● **AIM OF THE EXERCISE**
Copy the entries word for word from their first line through the line that contains "dynamic-island <box>131 10 238 41</box>", including both ends and nothing after.

● **Element and coordinate records**
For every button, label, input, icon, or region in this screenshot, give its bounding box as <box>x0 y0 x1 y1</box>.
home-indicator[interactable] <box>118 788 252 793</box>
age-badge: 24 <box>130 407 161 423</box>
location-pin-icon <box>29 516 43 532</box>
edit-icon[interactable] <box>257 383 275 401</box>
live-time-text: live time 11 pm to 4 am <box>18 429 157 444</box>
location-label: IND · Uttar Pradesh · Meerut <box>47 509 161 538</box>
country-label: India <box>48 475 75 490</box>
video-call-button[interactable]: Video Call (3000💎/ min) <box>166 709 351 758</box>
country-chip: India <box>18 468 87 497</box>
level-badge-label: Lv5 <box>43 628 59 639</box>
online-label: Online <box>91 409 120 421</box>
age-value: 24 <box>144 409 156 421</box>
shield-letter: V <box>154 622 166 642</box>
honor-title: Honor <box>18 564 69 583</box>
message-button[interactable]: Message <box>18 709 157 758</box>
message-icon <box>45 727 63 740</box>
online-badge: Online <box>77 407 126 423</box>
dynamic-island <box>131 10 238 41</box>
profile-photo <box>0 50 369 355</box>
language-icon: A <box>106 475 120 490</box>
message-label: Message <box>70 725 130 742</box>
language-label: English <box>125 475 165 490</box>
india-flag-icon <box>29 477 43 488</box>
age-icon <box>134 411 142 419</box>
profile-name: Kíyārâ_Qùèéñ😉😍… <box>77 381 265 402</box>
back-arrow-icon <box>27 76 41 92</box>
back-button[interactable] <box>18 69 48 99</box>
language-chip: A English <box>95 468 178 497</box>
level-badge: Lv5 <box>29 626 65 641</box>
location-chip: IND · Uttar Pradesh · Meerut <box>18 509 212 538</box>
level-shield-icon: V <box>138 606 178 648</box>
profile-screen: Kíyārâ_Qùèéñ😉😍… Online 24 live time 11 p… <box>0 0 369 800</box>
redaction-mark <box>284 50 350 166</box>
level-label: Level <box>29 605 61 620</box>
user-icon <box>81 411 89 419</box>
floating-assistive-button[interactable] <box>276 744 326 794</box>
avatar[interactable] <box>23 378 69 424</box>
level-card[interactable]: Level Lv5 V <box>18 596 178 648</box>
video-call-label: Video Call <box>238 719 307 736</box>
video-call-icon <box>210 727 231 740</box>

● **OUTPUT FOR THIS EXERCISE**
For every button, label, input, icon, or region in this screenshot, give its bounding box as <box>x0 y0 x1 y1</box>.
home-indicator[interactable] <box>118 788 252 793</box>
age-badge: 24 <box>130 407 161 423</box>
location-pin-icon <box>29 516 43 532</box>
edit-icon[interactable] <box>257 383 275 401</box>
live-time-text: live time 11 pm to 4 am <box>18 429 157 444</box>
location-label: IND · Uttar Pradesh · Meerut <box>47 509 161 538</box>
country-label: India <box>48 475 75 490</box>
video-call-button[interactable]: Video Call (3000💎/ min) <box>166 709 351 758</box>
country-chip: India <box>18 468 87 497</box>
level-badge-label: Lv5 <box>43 628 59 639</box>
online-label: Online <box>91 409 120 421</box>
age-value: 24 <box>144 409 156 421</box>
shield-letter: V <box>154 622 166 642</box>
honor-title: Honor <box>18 564 69 583</box>
message-button[interactable]: Message <box>18 709 157 758</box>
message-icon <box>45 727 63 740</box>
online-badge: Online <box>77 407 126 423</box>
dynamic-island <box>131 10 238 41</box>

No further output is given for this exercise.